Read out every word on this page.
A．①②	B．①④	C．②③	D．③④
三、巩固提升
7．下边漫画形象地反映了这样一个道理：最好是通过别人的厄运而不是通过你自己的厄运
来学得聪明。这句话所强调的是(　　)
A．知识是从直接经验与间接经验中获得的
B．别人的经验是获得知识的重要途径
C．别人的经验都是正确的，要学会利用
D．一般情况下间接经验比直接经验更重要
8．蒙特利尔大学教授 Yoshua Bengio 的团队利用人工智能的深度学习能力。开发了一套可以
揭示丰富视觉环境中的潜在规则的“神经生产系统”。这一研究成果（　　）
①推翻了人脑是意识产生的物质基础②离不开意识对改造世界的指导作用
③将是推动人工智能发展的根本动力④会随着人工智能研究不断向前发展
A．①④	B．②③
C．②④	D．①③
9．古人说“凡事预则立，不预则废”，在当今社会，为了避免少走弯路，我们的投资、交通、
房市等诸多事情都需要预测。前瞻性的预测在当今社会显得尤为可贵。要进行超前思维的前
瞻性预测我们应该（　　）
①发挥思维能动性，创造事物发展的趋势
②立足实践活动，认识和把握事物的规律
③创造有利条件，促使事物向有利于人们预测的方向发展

* * *

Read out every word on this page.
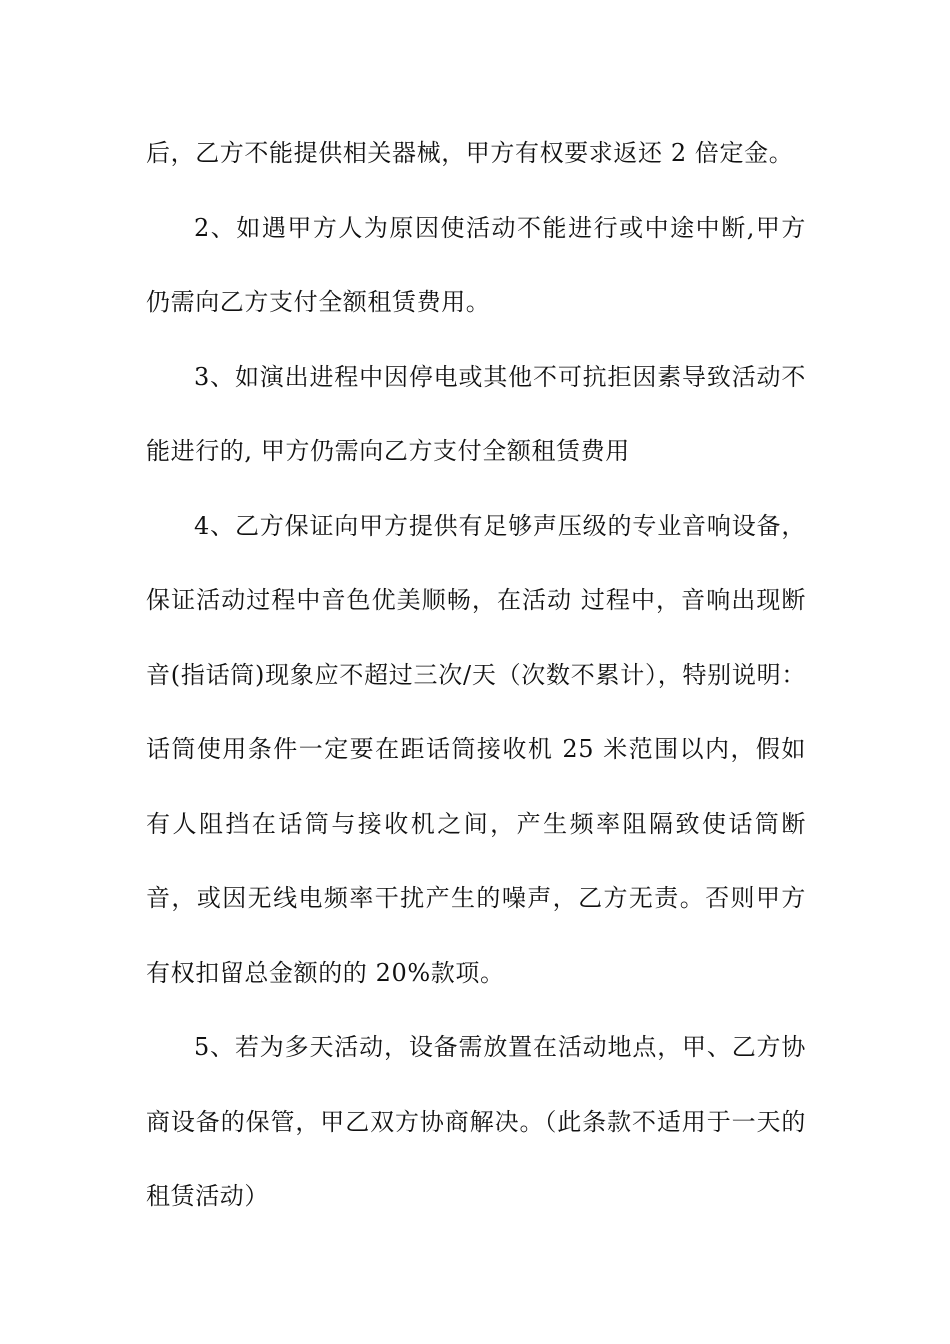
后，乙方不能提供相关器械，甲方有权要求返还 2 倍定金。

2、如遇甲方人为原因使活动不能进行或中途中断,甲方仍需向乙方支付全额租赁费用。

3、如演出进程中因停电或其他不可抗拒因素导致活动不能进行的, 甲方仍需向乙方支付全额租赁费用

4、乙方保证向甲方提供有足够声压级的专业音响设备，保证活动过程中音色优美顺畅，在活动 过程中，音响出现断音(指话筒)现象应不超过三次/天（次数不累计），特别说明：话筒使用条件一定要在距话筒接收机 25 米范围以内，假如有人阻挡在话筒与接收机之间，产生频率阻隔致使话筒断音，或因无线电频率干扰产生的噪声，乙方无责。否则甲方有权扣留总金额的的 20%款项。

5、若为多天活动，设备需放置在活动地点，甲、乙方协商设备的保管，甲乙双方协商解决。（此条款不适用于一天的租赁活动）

Requirement: Gather up every line in the data above that contains the word "甲方仍需向乙方支付全额租赁费用", copying each one.

Solution for this problem:
2、如遇甲方人为原因使活动不能进行或中途中断,甲方仍需向乙方支付全额租赁费用。
3、如演出进程中因停电或其他不可抗拒因素导致活动不能进行的, 甲方仍需向乙方支付全额租赁费用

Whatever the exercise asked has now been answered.